-------- SOURCE DATA --------
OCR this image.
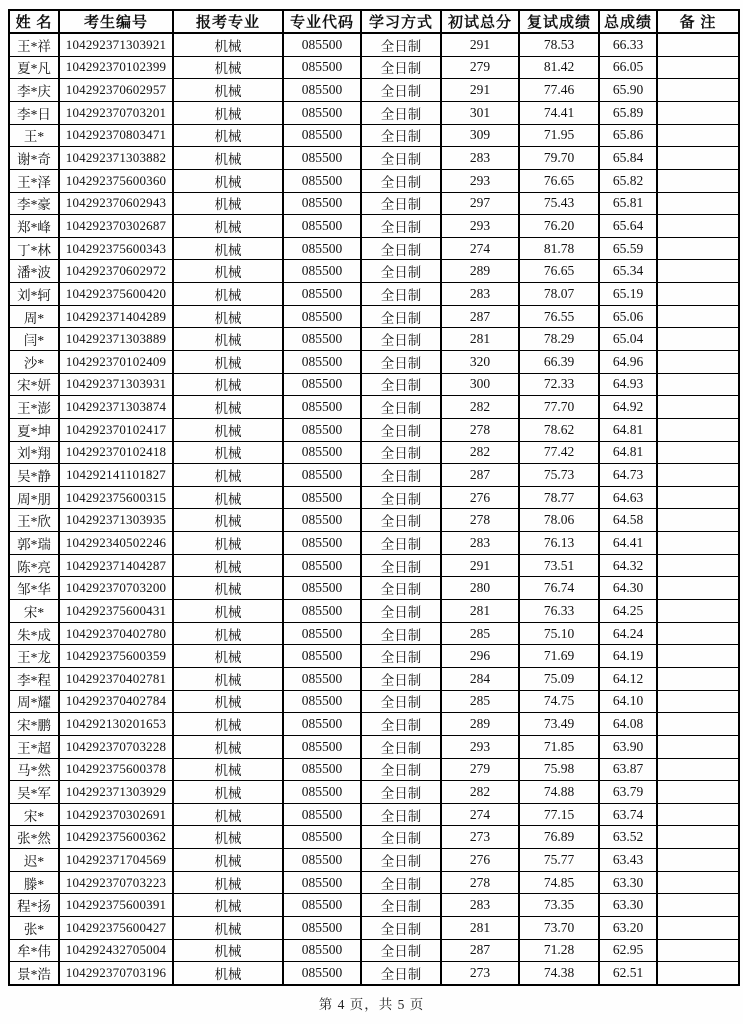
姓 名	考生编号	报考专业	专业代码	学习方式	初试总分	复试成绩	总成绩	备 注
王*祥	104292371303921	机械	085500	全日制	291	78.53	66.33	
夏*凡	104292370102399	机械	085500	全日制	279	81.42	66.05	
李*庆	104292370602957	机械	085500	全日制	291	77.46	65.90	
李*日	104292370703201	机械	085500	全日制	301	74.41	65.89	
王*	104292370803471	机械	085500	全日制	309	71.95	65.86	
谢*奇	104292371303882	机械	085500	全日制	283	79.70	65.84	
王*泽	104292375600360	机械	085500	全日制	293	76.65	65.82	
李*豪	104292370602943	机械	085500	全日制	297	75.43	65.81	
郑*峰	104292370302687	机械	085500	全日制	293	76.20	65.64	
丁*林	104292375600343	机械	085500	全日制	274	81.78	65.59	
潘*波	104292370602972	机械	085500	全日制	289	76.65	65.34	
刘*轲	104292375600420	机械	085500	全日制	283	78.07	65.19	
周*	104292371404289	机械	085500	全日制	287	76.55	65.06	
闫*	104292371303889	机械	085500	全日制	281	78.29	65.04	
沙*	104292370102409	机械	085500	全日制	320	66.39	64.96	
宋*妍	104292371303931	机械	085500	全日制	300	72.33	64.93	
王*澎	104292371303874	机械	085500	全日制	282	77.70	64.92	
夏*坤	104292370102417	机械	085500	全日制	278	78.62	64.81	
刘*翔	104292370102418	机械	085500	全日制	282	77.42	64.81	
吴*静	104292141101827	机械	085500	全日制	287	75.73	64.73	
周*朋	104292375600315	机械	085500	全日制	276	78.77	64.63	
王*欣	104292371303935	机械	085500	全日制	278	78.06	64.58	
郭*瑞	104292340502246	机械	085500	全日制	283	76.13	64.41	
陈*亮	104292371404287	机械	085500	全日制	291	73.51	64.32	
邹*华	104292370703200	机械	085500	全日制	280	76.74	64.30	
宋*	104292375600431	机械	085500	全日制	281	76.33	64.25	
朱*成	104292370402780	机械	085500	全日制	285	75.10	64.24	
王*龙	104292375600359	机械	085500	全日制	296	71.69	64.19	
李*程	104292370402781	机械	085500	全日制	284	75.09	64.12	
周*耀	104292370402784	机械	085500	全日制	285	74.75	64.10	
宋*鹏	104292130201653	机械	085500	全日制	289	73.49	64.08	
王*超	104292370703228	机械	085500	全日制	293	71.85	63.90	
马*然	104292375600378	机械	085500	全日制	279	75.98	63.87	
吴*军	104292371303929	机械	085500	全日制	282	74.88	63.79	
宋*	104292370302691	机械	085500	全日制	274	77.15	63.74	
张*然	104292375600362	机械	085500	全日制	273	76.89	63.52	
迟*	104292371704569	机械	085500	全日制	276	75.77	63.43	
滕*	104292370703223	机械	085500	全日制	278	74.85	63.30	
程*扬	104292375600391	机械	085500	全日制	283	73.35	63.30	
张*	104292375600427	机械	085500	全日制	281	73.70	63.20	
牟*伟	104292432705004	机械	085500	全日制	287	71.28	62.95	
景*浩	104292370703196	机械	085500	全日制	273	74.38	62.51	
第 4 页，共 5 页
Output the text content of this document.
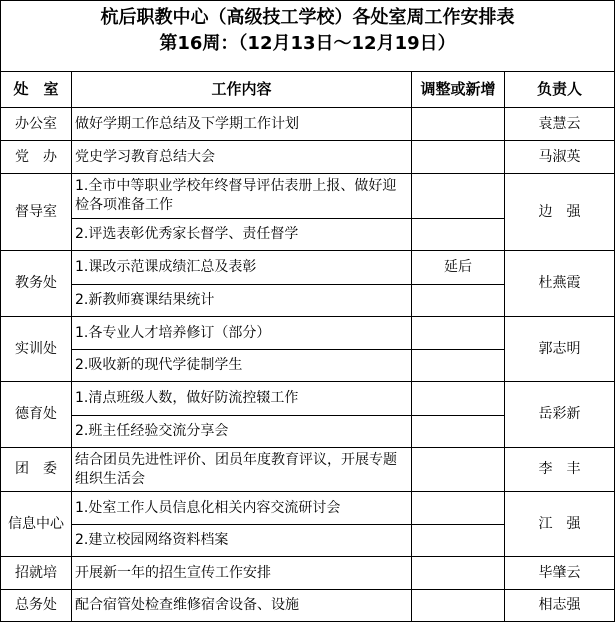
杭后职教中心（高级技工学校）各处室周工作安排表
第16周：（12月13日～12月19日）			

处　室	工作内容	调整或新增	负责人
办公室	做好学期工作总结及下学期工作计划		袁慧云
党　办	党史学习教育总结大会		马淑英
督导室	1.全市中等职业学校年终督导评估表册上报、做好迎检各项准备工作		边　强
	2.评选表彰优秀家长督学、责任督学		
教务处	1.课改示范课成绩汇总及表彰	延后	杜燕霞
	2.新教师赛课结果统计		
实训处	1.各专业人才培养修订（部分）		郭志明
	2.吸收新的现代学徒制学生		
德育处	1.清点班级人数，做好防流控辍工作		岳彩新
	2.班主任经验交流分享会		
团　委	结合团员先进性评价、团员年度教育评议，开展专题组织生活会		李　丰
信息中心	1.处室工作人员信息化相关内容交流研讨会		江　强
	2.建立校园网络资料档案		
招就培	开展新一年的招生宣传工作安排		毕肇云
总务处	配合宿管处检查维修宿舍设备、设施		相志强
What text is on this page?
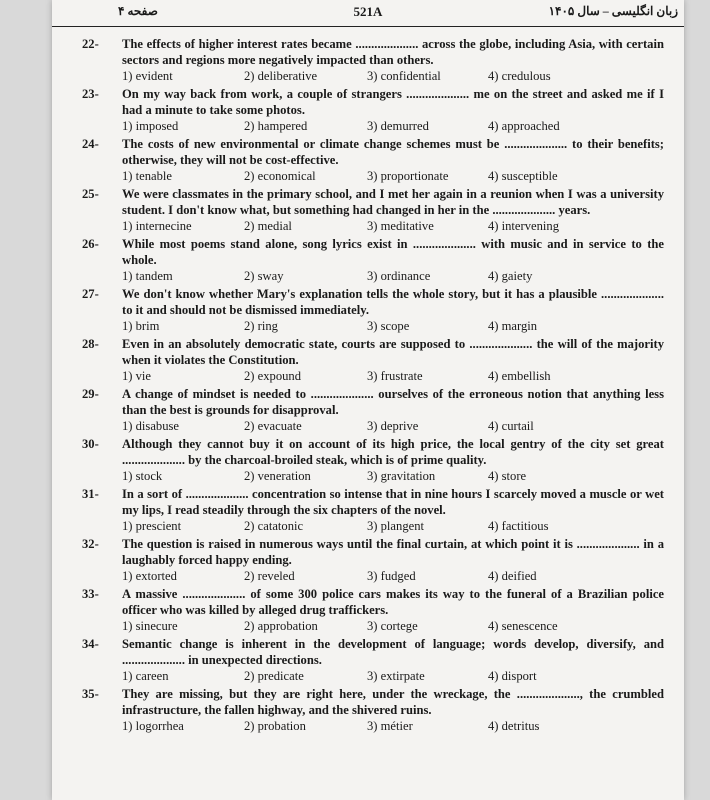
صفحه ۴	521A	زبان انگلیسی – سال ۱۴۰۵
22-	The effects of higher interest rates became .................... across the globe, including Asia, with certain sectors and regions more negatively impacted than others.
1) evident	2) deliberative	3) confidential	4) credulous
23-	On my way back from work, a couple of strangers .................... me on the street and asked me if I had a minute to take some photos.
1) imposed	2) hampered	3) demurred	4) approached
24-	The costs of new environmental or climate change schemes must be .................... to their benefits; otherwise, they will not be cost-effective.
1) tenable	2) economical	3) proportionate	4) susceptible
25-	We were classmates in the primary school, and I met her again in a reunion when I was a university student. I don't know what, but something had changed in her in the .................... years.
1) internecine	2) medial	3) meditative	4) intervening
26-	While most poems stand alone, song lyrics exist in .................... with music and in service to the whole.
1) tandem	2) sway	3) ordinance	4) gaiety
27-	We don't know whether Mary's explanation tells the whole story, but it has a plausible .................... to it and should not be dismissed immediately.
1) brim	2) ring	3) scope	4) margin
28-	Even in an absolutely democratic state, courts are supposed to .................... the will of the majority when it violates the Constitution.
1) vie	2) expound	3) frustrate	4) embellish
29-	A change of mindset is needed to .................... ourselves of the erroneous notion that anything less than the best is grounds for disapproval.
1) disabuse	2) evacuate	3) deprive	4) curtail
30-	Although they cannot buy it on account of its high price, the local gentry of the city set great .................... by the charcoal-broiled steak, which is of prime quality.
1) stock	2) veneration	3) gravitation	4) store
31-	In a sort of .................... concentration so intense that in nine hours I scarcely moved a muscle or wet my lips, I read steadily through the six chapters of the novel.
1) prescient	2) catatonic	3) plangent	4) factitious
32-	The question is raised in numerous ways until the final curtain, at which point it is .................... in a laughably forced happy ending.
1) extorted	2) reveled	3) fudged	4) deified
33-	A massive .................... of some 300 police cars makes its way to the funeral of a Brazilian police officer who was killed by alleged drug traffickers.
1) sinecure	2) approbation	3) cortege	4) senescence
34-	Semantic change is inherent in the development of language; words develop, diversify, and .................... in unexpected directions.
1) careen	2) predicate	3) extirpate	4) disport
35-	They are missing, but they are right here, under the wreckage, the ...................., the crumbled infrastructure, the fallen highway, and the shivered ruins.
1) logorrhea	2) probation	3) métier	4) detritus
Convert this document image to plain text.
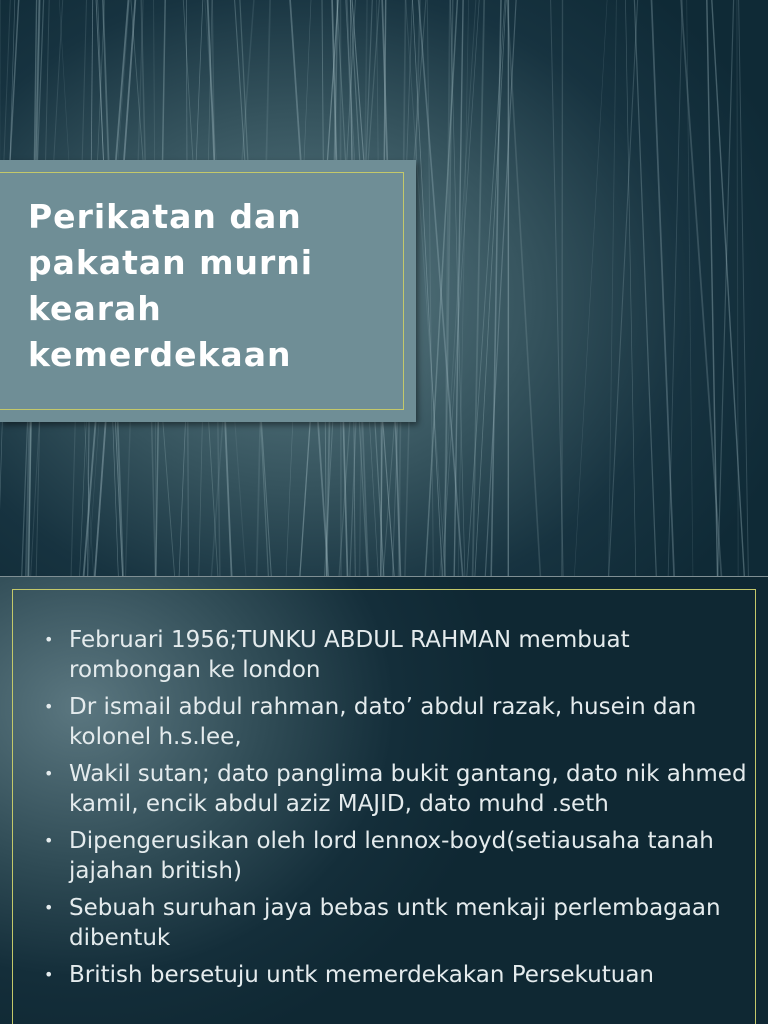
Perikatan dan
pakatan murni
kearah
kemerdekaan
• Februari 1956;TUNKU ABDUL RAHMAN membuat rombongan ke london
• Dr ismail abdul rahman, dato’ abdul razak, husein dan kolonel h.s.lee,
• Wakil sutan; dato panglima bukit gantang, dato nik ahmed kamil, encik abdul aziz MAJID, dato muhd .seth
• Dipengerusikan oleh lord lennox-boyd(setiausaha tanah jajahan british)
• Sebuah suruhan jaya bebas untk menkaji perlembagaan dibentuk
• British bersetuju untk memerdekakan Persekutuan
--------
Lines that hold "document" are the ones to copy; find all of them.

REPLY TO THE EXERCISE =>
Output the text content of this document.
Convert this document image to plain text.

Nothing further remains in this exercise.